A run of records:

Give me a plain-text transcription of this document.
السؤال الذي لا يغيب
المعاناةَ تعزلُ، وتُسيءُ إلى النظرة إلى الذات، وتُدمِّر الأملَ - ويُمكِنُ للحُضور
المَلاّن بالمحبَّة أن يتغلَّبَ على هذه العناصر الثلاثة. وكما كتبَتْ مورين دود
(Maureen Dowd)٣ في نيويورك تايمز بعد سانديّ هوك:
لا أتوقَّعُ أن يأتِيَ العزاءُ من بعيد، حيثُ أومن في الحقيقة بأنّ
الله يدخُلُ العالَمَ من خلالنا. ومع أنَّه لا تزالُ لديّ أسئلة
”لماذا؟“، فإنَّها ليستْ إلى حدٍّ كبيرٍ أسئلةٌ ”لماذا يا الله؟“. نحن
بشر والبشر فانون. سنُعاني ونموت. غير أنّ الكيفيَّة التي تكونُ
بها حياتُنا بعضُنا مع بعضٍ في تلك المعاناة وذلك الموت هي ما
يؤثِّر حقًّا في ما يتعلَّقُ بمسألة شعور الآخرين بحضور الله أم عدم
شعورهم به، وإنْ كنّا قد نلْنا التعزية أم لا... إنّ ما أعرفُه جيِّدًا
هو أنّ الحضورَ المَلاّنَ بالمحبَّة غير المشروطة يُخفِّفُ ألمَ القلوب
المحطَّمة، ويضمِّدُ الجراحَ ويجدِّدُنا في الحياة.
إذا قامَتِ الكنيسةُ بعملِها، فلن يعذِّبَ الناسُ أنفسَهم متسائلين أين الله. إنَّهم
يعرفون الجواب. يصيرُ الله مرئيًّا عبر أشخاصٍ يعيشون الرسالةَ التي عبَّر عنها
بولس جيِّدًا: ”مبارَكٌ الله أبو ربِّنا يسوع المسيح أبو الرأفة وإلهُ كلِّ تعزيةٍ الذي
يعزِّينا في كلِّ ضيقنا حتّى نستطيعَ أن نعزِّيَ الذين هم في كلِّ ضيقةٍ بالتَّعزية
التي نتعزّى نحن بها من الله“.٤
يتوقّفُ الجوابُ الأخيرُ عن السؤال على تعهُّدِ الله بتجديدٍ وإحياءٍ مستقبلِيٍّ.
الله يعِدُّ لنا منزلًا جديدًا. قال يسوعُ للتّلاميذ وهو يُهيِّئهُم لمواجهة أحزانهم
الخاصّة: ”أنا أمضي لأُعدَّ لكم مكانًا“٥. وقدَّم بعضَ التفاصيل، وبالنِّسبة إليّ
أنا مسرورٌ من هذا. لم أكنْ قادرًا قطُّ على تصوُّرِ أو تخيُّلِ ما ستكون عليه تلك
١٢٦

→ **Written request**:
Quote the data above in full, changing nothing.

→ **Full response**:
Give me a plain-text transcription of this document.
السؤال الذي لا يغيب
المعاناةَ تعزلُ، وتُسيءُ إلى النظرة إلى الذات، وتُدمِّر الأملَ - ويُمكِنُ للحُضور
المَلاّن بالمحبَّة أن يتغلَّبَ على هذه العناصر الثلاثة. وكما كتبَتْ مورين دود
(Maureen Dowd)٣ في نيويورك تايمز بعد سانديّ هوك:
لا أتوقَّعُ أن يأتِيَ العزاءُ من بعيد، حيثُ أومن في الحقيقة بأنّ
الله يدخُلُ العالَمَ من خلالنا. ومع أنَّه لا تزالُ لديّ أسئلة
”لماذا؟“، فإنَّها ليستْ إلى حدٍّ كبيرٍ أسئلةٌ ”لماذا يا الله؟“. نحن
بشر والبشر فانون. سنُعاني ونموت. غير أنّ الكيفيَّة التي تكونُ
بها حياتُنا بعضُنا مع بعضٍ في تلك المعاناة وذلك الموت هي ما
يؤثِّر حقًّا في ما يتعلَّقُ بمسألة شعور الآخرين بحضور الله أم عدم
شعورهم به، وإنْ كنّا قد نلْنا التعزية أم لا... إنّ ما أعرفُه جيِّدًا
هو أنّ الحضورَ المَلاّنَ بالمحبَّة غير المشروطة يُخفِّفُ ألمَ القلوب
المحطَّمة، ويضمِّدُ الجراحَ ويجدِّدُنا في الحياة.
إذا قامَتِ الكنيسةُ بعملِها، فلن يعذِّبَ الناسُ أنفسَهم متسائلين أين الله. إنَّهم
يعرفون الجواب. يصيرُ الله مرئيًّا عبر أشخاصٍ يعيشون الرسالةَ التي عبَّر عنها
بولس جيِّدًا: ”مبارَكٌ الله أبو ربِّنا يسوع المسيح أبو الرأفة وإلهُ كلِّ تعزيةٍ الذي
يعزِّينا في كلِّ ضيقنا حتّى نستطيعَ أن نعزِّيَ الذين هم في كلِّ ضيقةٍ بالتَّعزية
التي نتعزّى نحن بها من الله“.٤
يتوقّفُ الجوابُ الأخيرُ عن السؤال على تعهُّدِ الله بتجديدٍ وإحياءٍ مستقبلِيٍّ.
الله يعِدُّ لنا منزلًا جديدًا. قال يسوعُ للتّلاميذ وهو يُهيِّئهُم لمواجهة أحزانهم
الخاصّة: ”أنا أمضي لأُعدَّ لكم مكانًا“٥. وقدَّم بعضَ التفاصيل، وبالنِّسبة إليّ
أنا مسرورٌ من هذا. لم أكنْ قادرًا قطُّ على تصوُّرِ أو تخيُّلِ ما ستكون عليه تلك
١٢٦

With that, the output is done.